**GOAL OF THE EXERCISE**
Repeat every line below exactly, word for word.

**DATA**

━━━━━━━━━━━━━━━━━━━━

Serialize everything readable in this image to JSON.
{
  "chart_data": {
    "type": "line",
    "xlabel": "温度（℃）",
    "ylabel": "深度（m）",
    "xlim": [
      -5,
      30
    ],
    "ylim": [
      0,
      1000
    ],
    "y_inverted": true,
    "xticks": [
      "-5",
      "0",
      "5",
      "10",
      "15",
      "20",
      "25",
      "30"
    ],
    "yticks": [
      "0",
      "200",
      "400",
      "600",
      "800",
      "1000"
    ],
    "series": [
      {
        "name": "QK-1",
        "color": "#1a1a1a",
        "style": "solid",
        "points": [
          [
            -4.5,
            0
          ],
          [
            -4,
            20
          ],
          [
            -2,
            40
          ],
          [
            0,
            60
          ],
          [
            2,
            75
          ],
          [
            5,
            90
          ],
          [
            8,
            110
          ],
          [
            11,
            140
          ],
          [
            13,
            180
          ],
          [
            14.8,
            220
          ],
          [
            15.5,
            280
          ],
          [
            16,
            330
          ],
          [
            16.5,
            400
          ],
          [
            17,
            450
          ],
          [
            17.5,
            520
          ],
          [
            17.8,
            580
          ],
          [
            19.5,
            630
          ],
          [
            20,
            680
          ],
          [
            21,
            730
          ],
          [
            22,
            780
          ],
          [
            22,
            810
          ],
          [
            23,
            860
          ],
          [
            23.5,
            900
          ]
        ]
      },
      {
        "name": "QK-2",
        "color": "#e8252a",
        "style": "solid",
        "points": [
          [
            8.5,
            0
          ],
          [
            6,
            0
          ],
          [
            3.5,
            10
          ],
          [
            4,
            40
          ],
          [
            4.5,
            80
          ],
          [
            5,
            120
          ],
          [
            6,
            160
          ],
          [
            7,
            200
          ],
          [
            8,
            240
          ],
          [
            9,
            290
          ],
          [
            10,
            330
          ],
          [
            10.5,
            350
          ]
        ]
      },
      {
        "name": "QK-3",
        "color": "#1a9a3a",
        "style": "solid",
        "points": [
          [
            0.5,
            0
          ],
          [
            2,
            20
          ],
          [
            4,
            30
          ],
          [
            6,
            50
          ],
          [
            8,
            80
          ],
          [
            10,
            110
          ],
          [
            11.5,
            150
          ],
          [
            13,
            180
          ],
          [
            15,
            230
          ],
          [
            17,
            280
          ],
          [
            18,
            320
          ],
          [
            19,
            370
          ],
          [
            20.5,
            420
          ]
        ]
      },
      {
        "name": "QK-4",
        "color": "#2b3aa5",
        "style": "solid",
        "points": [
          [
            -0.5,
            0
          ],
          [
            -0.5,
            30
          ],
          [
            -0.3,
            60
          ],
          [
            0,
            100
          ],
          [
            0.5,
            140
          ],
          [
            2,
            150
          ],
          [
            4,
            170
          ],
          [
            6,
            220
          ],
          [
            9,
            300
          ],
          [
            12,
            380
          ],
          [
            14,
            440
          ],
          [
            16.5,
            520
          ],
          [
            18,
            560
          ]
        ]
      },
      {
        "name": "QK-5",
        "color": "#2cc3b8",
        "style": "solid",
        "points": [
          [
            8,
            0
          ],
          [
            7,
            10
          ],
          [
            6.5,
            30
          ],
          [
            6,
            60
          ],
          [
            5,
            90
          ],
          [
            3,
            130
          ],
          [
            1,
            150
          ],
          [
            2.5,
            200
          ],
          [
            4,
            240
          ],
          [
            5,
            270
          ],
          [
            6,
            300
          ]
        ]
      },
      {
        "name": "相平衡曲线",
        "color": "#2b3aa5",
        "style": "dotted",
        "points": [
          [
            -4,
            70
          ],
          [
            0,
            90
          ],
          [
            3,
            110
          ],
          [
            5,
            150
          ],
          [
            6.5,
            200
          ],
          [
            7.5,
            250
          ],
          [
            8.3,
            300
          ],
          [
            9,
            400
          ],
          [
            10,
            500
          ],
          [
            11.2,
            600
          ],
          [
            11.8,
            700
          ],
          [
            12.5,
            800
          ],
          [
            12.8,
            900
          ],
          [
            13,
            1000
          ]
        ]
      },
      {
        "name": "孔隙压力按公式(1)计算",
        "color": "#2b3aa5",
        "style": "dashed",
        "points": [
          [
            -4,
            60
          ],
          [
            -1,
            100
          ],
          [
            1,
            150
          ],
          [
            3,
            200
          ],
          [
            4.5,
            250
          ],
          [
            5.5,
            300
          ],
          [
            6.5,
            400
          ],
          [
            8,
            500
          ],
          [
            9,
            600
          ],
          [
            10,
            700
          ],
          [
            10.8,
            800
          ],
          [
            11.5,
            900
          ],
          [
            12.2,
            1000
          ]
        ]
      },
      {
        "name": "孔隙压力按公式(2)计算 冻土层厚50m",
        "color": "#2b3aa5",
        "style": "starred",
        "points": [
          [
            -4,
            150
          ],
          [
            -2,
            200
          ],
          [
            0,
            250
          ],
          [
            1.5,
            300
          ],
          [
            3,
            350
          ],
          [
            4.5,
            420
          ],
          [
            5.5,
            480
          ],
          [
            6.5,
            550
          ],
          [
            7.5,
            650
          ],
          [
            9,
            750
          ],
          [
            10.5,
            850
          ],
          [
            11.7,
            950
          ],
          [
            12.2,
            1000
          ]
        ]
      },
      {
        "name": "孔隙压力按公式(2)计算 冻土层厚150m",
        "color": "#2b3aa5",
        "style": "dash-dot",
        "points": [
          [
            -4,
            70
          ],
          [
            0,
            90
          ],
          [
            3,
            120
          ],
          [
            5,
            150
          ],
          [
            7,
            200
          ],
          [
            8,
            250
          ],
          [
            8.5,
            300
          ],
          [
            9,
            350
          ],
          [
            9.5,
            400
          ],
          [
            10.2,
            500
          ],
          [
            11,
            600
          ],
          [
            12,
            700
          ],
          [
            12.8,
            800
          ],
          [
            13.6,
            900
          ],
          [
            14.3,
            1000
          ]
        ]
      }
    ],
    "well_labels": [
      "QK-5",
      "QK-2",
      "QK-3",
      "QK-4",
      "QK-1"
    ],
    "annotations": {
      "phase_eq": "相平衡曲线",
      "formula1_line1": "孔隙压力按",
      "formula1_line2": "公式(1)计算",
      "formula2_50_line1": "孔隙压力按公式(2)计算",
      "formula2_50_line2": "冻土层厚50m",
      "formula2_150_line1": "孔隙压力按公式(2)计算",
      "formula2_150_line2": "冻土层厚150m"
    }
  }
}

━━━━━━━━━━━━━━━━━━━━

**RESPONSE TO THE EXERCISE**
Serialize everything readable in this image to JSON.
{
  "chart_data": {
    "type": "line",
    "xlabel": "温度（℃）",
    "ylabel": "深度（m）",
    "xlim": [
      -5,
      30
    ],
    "ylim": [
      0,
      1000
    ],
    "y_inverted": true,
    "xticks": [
      "-5",
      "0",
      "5",
      "10",
      "15",
      "20",
      "25",
      "30"
    ],
    "yticks": [
      "0",
      "200",
      "400",
      "600",
      "800",
      "1000"
    ],
    "series": [
      {
        "name": "QK-1",
        "color": "#1a1a1a",
        "style": "solid",
        "points": [
          [
            -4.5,
            0
          ],
          [
            -4,
            20
          ],
          [
            -2,
            40
          ],
          [
            0,
            60
          ],
          [
            2,
            75
          ],
          [
            5,
            90
          ],
          [
            8,
            110
          ],
          [
            11,
            140
          ],
          [
            13,
            180
          ],
          [
            14.8,
            220
          ],
          [
            15.5,
            280
          ],
          [
            16,
            330
          ],
          [
            16.5,
            400
          ],
          [
            17,
            450
          ],
          [
            17.5,
            520
          ],
          [
            17.8,
            580
          ],
          [
            19.5,
            630
          ],
          [
            20,
            680
          ],
          [
            21,
            730
          ],
          [
            22,
            780
          ],
          [
            22,
            810
          ],
          [
            23,
            860
          ],
          [
            23.5,
            900
          ]
        ]
      },
      {
        "name": "QK-2",
        "color": "#e8252a",
        "style": "solid",
        "points": [
          [
            8.5,
            0
          ],
          [
            6,
            0
          ],
          [
            3.5,
            10
          ],
          [
            4,
            40
          ],
          [
            4.5,
            80
          ],
          [
            5,
            120
          ],
          [
            6,
            160
          ],
          [
            7,
            200
          ],
          [
            8,
            240
          ],
          [
            9,
            290
          ],
          [
            10,
            330
          ],
          [
            10.5,
            350
          ]
        ]
      },
      {
        "name": "QK-3",
        "color": "#1a9a3a",
        "style": "solid",
        "points": [
          [
            0.5,
            0
          ],
          [
            2,
            20
          ],
          [
            4,
            30
          ],
          [
            6,
            50
          ],
          [
            8,
            80
          ],
          [
            10,
            110
          ],
          [
            11.5,
            150
          ],
          [
            13,
            180
          ],
          [
            15,
            230
          ],
          [
            17,
            280
          ],
          [
            18,
            320
          ],
          [
            19,
            370
          ],
          [
            20.5,
            420
          ]
        ]
      },
      {
        "name": "QK-4",
        "color": "#2b3aa5",
        "style": "solid",
        "points": [
          [
            -0.5,
            0
          ],
          [
            -0.5,
            30
          ],
          [
            -0.3,
            60
          ],
          [
            0,
            100
          ],
          [
            0.5,
            140
          ],
          [
            2,
            150
          ],
          [
            4,
            170
          ],
          [
            6,
            220
          ],
          [
            9,
            300
          ],
          [
            12,
            380
          ],
          [
            14,
            440
          ],
          [
            16.5,
            520
          ],
          [
            18,
            560
          ]
        ]
      },
      {
        "name": "QK-5",
        "color": "#2cc3b8",
        "style": "solid",
        "points": [
          [
            8,
            0
          ],
          [
            7,
            10
          ],
          [
            6.5,
            30
          ],
          [
            6,
            60
          ],
          [
            5,
            90
          ],
          [
            3,
            130
          ],
          [
            1,
            150
          ],
          [
            2.5,
            200
          ],
          [
            4,
            240
          ],
          [
            5,
            270
          ],
          [
            6,
            300
          ]
        ]
      },
      {
        "name": "相平衡曲线",
        "color": "#2b3aa5",
        "style": "dotted",
        "points": [
          [
            -4,
            70
          ],
          [
            0,
            90
          ],
          [
            3,
            110
          ],
          [
            5,
            150
          ],
          [
            6.5,
            200
          ],
          [
            7.5,
            250
          ],
          [
            8.3,
            300
          ],
          [
            9,
            400
          ],
          [
            10,
            500
          ],
          [
            11.2,
            600
          ],
          [
            11.8,
            700
          ],
          [
            12.5,
            800
          ],
          [
            12.8,
            900
          ],
          [
            13,
            1000
          ]
        ]
      },
      {
        "name": "孔隙压力按公式(1)计算",
        "color": "#2b3aa5",
        "style": "dashed",
        "points": [
          [
            -4,
            60
          ],
          [
            -1,
            100
          ],
          [
            1,
            150
          ],
          [
            3,
            200
          ],
          [
            4.5,
            250
          ],
          [
            5.5,
            300
          ],
          [
            6.5,
            400
          ],
          [
            8,
            500
          ],
          [
            9,
            600
          ],
          [
            10,
            700
          ],
          [
            10.8,
            800
          ],
          [
            11.5,
            900
          ],
          [
            12.2,
            1000
          ]
        ]
      },
      {
        "name": "孔隙压力按公式(2)计算 冻土层厚50m",
        "color": "#2b3aa5",
        "style": "starred",
        "points": [
          [
            -4,
            150
          ],
          [
            -2,
            200
          ],
          [
            0,
            250
          ],
          [
            1.5,
            300
          ],
          [
            3,
            350
          ],
          [
            4.5,
            420
          ],
          [
            5.5,
            480
          ],
          [
            6.5,
            550
          ],
          [
            7.5,
            650
          ],
          [
            9,
            750
          ],
          [
            10.5,
            850
          ],
          [
            11.7,
            950
          ],
          [
            12.2,
            1000
          ]
        ]
      },
      {
        "name": "孔隙压力按公式(2)计算 冻土层厚150m",
        "color": "#2b3aa5",
        "style": "dash-dot",
        "points": [
          [
            -4,
            70
          ],
          [
            0,
            90
          ],
          [
            3,
            120
          ],
          [
            5,
            150
          ],
          [
            7,
            200
          ],
          [
            8,
            250
          ],
          [
            8.5,
            300
          ],
          [
            9,
            350
          ],
          [
            9.5,
            400
          ],
          [
            10.2,
            500
          ],
          [
            11,
            600
          ],
          [
            12,
            700
          ],
          [
            12.8,
            800
          ],
          [
            13.6,
            900
          ],
          [
            14.3,
            1000
          ]
        ]
      }
    ],
    "well_labels": [
      "QK-5",
      "QK-2",
      "QK-3",
      "QK-4",
      "QK-1"
    ],
    "annotations": {
      "phase_eq": "相平衡曲线",
      "formula1_line1": "孔隙压力按",
      "formula1_line2": "公式(1)计算",
      "formula2_50_line1": "孔隙压力按公式(2)计算",
      "formula2_50_line2": "冻土层厚50m",
      "formula2_150_line1": "孔隙压力按公式(2)计算",
      "formula2_150_line2": "冻土层厚150m"
    }
  }
}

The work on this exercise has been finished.